§ Problem to work on
Tally the lines that contain "hour" and report the total alone.

§ Part of a data file
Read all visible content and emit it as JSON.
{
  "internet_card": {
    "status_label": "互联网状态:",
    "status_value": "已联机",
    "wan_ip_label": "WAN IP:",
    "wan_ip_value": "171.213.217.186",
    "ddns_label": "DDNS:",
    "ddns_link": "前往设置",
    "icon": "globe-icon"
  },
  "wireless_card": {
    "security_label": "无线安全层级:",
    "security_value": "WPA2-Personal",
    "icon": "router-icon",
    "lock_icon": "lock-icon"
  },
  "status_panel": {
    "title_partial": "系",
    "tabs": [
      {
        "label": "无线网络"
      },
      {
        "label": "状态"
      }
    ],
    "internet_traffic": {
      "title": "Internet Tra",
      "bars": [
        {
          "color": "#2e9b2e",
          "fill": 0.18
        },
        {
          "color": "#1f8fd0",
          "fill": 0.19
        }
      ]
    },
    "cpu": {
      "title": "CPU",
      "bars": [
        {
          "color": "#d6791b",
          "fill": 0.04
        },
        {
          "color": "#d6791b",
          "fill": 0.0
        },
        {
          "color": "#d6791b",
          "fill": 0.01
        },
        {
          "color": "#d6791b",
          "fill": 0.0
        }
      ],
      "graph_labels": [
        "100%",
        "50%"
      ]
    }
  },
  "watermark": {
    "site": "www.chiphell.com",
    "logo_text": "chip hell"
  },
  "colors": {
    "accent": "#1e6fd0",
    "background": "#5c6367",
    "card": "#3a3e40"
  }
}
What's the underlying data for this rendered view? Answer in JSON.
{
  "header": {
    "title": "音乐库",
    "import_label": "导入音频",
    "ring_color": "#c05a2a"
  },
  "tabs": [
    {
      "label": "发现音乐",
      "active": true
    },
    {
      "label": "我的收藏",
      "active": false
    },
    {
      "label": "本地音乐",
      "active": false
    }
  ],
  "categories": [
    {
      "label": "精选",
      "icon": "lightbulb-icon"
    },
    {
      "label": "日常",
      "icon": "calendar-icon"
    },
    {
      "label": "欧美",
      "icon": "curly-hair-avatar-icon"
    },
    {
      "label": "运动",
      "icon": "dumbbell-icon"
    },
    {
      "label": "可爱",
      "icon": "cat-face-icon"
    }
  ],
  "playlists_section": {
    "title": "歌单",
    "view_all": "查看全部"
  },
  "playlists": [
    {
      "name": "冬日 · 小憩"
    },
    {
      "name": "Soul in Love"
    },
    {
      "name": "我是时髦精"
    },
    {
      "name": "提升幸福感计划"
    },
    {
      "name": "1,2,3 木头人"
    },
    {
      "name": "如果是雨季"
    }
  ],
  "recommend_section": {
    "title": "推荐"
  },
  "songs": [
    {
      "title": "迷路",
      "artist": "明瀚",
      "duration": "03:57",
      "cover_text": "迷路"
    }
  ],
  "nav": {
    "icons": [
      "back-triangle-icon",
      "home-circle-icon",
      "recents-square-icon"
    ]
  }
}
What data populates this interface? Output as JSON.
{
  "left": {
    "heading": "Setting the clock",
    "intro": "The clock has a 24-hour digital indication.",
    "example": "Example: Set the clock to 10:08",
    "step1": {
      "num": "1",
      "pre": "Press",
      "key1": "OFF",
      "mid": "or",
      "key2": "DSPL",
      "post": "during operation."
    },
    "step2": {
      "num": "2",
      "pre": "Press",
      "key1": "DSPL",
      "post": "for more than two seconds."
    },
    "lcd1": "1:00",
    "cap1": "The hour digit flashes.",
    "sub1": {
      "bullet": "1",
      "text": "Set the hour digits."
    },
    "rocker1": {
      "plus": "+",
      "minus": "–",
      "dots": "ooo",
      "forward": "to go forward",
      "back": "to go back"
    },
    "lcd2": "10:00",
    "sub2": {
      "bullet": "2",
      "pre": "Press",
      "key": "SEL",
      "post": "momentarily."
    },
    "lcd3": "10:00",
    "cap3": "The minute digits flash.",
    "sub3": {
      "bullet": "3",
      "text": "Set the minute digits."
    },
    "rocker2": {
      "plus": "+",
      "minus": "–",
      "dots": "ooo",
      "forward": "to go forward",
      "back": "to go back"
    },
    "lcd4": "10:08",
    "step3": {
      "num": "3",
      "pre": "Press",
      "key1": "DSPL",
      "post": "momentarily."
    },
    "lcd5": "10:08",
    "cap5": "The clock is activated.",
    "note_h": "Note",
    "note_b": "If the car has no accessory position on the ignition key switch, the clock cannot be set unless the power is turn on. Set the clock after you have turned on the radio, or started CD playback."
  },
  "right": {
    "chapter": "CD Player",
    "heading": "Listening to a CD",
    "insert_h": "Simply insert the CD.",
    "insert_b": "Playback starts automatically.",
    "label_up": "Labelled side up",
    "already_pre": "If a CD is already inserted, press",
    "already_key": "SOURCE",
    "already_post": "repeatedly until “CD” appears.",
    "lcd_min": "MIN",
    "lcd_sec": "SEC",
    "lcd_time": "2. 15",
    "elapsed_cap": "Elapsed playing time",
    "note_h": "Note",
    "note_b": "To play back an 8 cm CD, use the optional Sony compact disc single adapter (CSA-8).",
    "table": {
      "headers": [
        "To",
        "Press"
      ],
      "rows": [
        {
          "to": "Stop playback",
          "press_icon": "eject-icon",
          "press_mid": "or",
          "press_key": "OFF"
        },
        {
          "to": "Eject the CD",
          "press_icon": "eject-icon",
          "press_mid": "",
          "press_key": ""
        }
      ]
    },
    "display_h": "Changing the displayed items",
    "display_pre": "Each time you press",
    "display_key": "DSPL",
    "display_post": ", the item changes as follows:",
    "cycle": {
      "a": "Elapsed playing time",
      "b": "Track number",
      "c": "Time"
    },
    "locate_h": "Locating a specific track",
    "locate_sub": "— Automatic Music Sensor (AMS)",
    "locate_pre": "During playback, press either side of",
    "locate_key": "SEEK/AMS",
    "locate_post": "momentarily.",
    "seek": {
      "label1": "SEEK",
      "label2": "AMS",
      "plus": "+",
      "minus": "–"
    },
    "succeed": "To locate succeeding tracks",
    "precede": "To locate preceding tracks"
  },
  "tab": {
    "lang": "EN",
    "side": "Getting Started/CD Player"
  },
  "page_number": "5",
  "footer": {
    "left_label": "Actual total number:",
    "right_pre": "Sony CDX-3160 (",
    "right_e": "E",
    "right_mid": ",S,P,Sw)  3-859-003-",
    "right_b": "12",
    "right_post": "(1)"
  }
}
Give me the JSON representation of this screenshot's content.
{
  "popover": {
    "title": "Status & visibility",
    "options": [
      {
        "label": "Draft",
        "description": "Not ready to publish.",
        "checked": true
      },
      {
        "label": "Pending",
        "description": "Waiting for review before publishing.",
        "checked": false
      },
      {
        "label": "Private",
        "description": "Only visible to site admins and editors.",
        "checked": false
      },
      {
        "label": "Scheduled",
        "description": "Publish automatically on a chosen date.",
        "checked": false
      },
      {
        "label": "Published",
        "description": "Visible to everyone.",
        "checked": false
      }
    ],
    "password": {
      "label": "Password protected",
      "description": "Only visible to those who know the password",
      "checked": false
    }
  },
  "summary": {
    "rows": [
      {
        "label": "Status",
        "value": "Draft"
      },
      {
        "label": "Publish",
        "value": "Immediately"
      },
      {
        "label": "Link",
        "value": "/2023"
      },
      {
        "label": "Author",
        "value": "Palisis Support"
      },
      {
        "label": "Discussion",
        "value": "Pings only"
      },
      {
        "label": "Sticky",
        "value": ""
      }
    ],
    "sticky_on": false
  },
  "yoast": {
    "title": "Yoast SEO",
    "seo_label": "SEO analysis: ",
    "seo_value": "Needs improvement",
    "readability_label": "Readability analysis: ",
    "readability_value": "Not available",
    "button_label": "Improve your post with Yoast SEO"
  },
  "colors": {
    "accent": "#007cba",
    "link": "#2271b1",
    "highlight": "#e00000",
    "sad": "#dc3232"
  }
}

§ Task output
3